*** Records for this task ***

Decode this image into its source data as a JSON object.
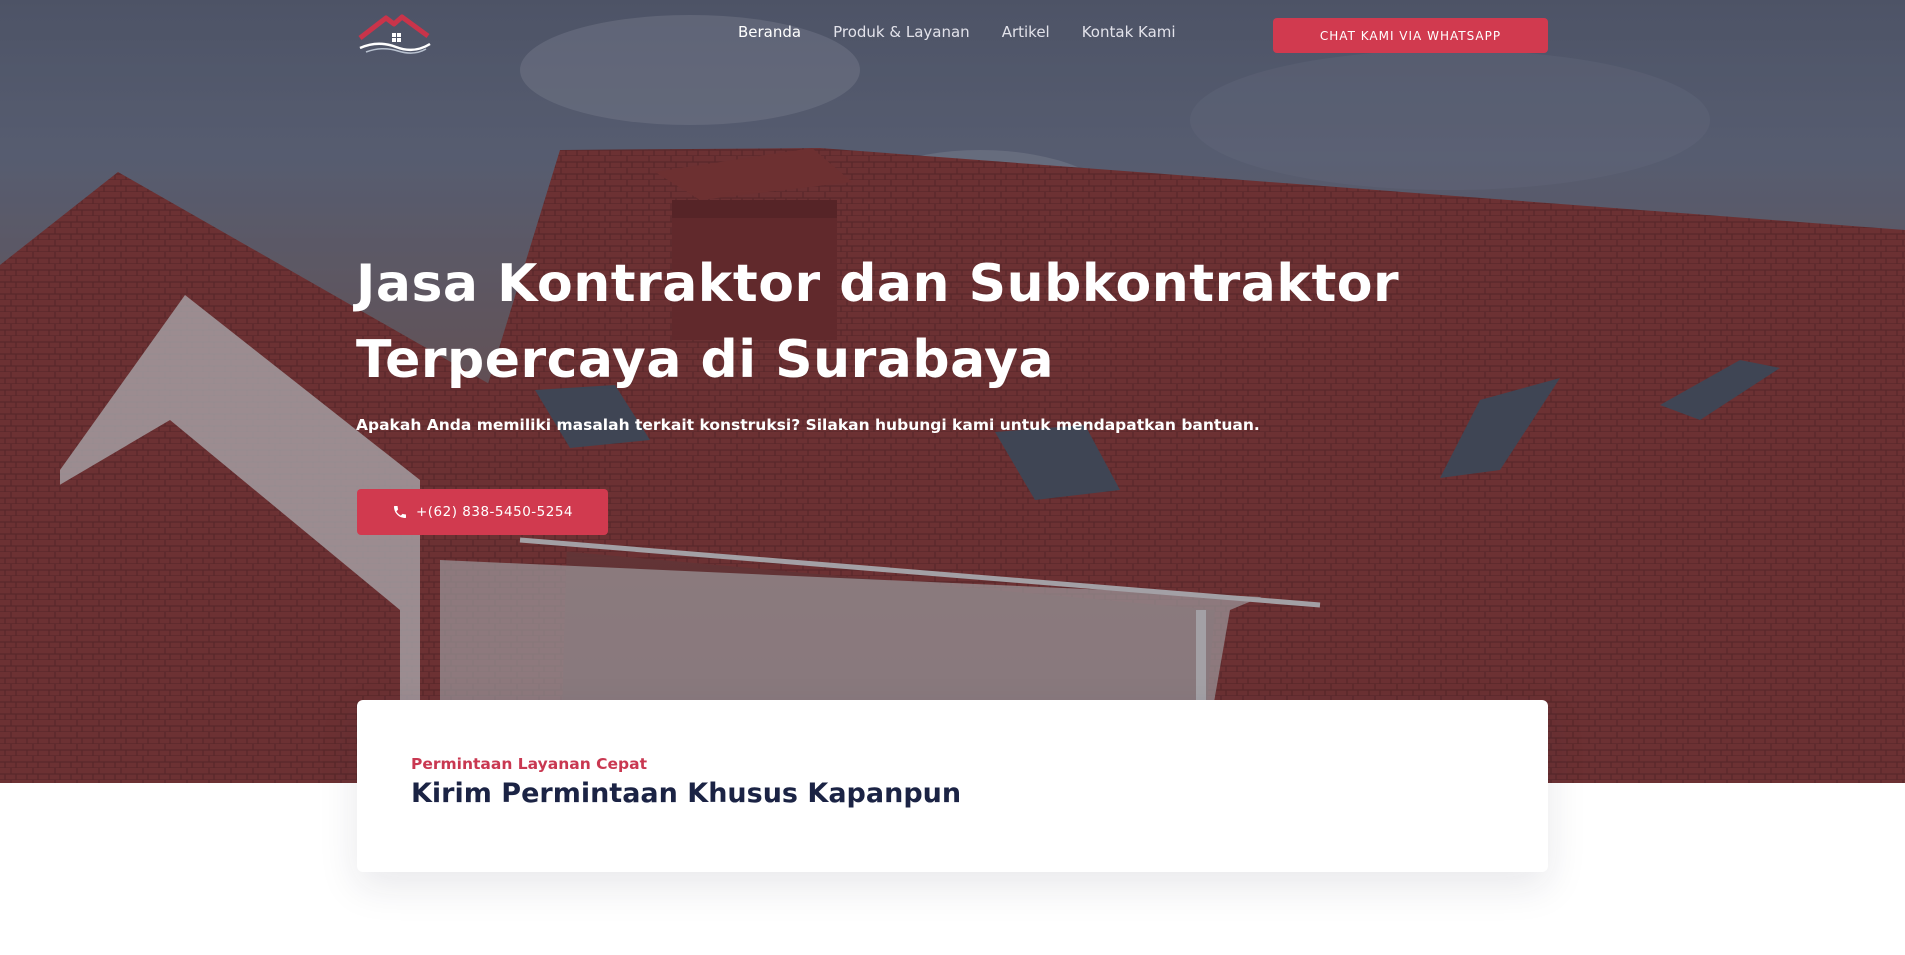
{
  "nav": {
    "items": [
      {
        "label": "Beranda",
        "active": true
      },
      {
        "label": "Produk & Layanan",
        "active": false
      },
      {
        "label": "Artikel",
        "active": false
      },
      {
        "label": "Kontak Kami",
        "active": false
      }
    ],
    "cta_label": "CHAT KAMI VIA WHATSAPP"
  },
  "hero": {
    "title_line1": "Jasa Kontraktor dan Subkontraktor",
    "title_line2": "Terpercaya di Surabaya",
    "subtitle": "Apakah Anda memiliki masalah terkait konstruksi? Silakan hubungi kami untuk mendapatkan bantuan.",
    "phone_label": "+(62) 838-5450-5254",
    "phone_icon": "phone-icon"
  },
  "request_card": {
    "eyebrow": "Permintaan Layanan Cepat",
    "title": "Kirim Permintaan Khusus Kapanpun"
  },
  "colors": {
    "accent": "#d13a4f",
    "eyebrow": "#c93851",
    "heading_dark": "#1b2344"
  },
  "logo_icon": "house-roof-logo-icon"
}
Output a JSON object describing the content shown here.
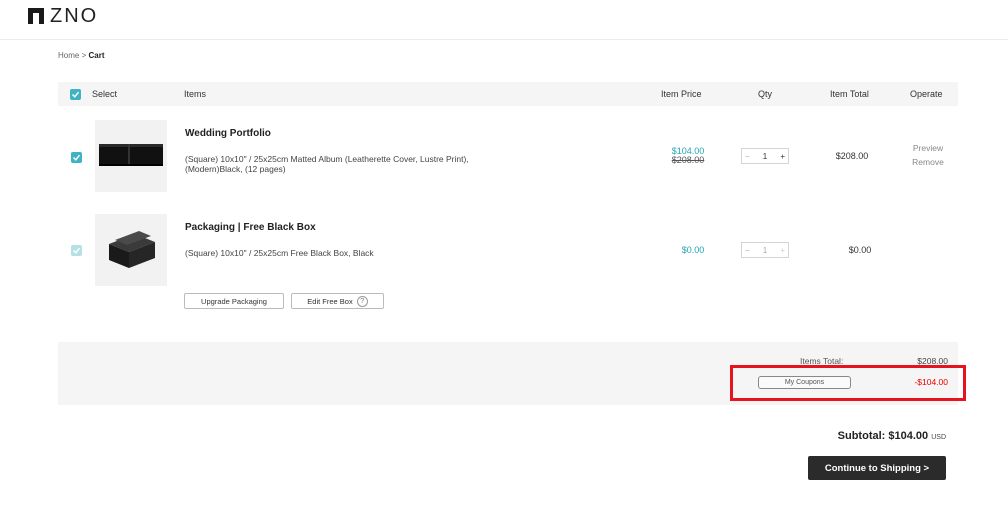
{
  "brand": {
    "logo_text": "ZNO"
  },
  "breadcrumb": {
    "home": "Home",
    "separator": ">",
    "current": "Cart"
  },
  "table_header": {
    "select": "Select",
    "items": "Items",
    "item_price": "Item Price",
    "qty": "Qty",
    "item_total": "Item Total",
    "operate": "Operate"
  },
  "items": [
    {
      "title": "Wedding Portfolio",
      "description_line1": "(Square) 10x10\" / 25x25cm Matted Album (Leatherette Cover, Lustre Print),",
      "description_line2": "(Modern)Black, (12 pages)",
      "price_now": "$104.00",
      "price_was": "$208.00",
      "qty": "1",
      "item_total": "$208.00",
      "preview": "Preview",
      "remove": "Remove",
      "selected": true
    },
    {
      "title": "Packaging | Free Black Box",
      "description_line1": "(Square) 10x10\" / 25x25cm Free Black Box, Black",
      "price_now": "$0.00",
      "qty": "1",
      "item_total": "$0.00",
      "upgrade_label": "Upgrade Packaging",
      "edit_label": "Edit Free Box",
      "selected": true,
      "disabled": true
    }
  ],
  "summary": {
    "items_total_label": "Items Total:",
    "items_total_value": "$208.00",
    "coupons_label": "My Coupons",
    "discount_value": "-$104.00"
  },
  "subtotal": {
    "label": "Subtotal:",
    "value": "$104.00",
    "currency": "USD"
  },
  "continue_label": "Continue to Shipping >",
  "colors": {
    "accent": "#3fb3c1",
    "price": "#22a6b4",
    "discount": "#e00000",
    "highlight": "#e6141e",
    "button": "#2b2b2b"
  }
}
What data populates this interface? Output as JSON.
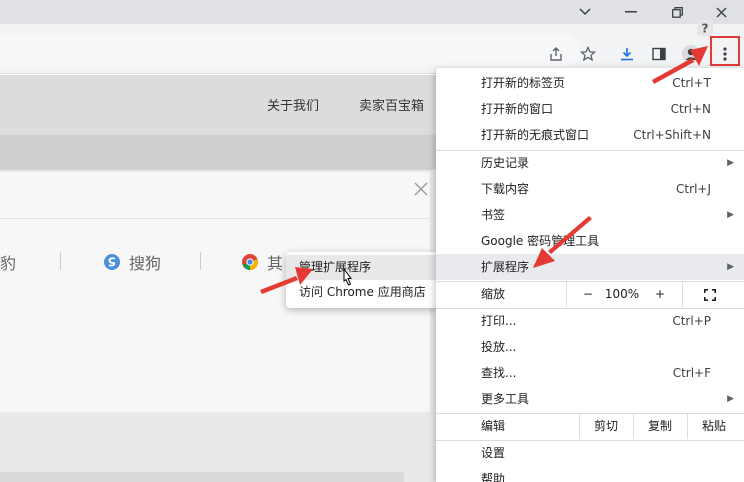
{
  "window": {
    "minimize_icon": "chevron-down-icon",
    "close_icon": "close-icon"
  },
  "page": {
    "nav": [
      "关于我们",
      "卖家百宝箱"
    ],
    "engines": [
      "猎豹",
      "搜狗",
      "其"
    ]
  },
  "submenu": {
    "items": [
      "管理扩展程序",
      "访问 Chrome 应用商店"
    ]
  },
  "menu": {
    "new_tab": {
      "label": "打开新的标签页",
      "shortcut": "Ctrl+T"
    },
    "new_window": {
      "label": "打开新的窗口",
      "shortcut": "Ctrl+N"
    },
    "incognito": {
      "label": "打开新的无痕式窗口",
      "shortcut": "Ctrl+Shift+N"
    },
    "history": {
      "label": "历史记录"
    },
    "downloads": {
      "label": "下载内容",
      "shortcut": "Ctrl+J"
    },
    "bookmarks": {
      "label": "书签"
    },
    "passwords": {
      "label": "Google 密码管理工具"
    },
    "extensions": {
      "label": "扩展程序"
    },
    "zoom": {
      "label": "缩放",
      "minus": "−",
      "value": "100%",
      "plus": "+"
    },
    "print": {
      "label": "打印...",
      "shortcut": "Ctrl+P"
    },
    "cast": {
      "label": "投放..."
    },
    "find": {
      "label": "查找...",
      "shortcut": "Ctrl+F"
    },
    "more_tools": {
      "label": "更多工具"
    },
    "edit": {
      "label": "编辑",
      "cut": "剪切",
      "copy": "复制",
      "paste": "粘贴"
    },
    "settings": {
      "label": "设置"
    },
    "help": {
      "label": "帮助"
    }
  },
  "colors": {
    "annotation": "#e53935",
    "menu_highlight": "#e8eaed"
  }
}
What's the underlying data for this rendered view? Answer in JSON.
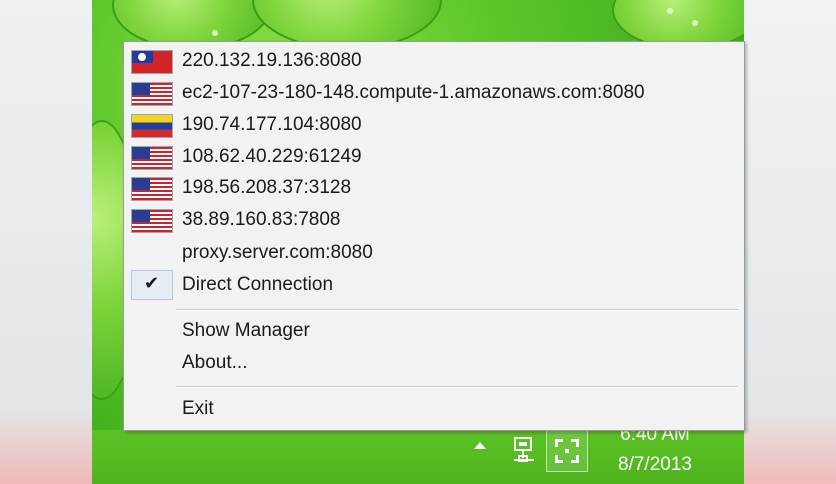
{
  "menu": {
    "proxies": [
      {
        "label": "220.132.19.136:8080",
        "flag": "taiwan-flag"
      },
      {
        "label": "ec2-107-23-180-148.compute-1.amazonaws.com:8080",
        "flag": "usa-flag"
      },
      {
        "label": "190.74.177.104:8080",
        "flag": "venezuela-flag"
      },
      {
        "label": "108.62.40.229:61249",
        "flag": "usa-flag"
      },
      {
        "label": "198.56.208.37:3128",
        "flag": "usa-flag"
      },
      {
        "label": "38.89.160.83:7808",
        "flag": "usa-flag"
      },
      {
        "label": "proxy.server.com:8080",
        "flag": ""
      }
    ],
    "direct_connection": {
      "label": "Direct Connection",
      "checked": true
    },
    "show_manager": "Show Manager",
    "about": "About...",
    "exit": "Exit"
  },
  "tray": {
    "time": "6:40 AM",
    "date": "8/7/2013",
    "icons": [
      "show-hidden-icons-arrow",
      "network-icon",
      "proxy-switcher-icon"
    ]
  },
  "colors": {
    "menu_background": "#f2f2f2",
    "wallpaper_green": "#4fb41d",
    "check_highlight": "#e6edf5"
  }
}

***

**Brief**
Gather all lines with the string "Permintaan" from the data.

**Correct result**
    "eyebrow": "Permintaan Layanan Cepat",
    "title": "Kirim Permintaan Khusus Kapanpun"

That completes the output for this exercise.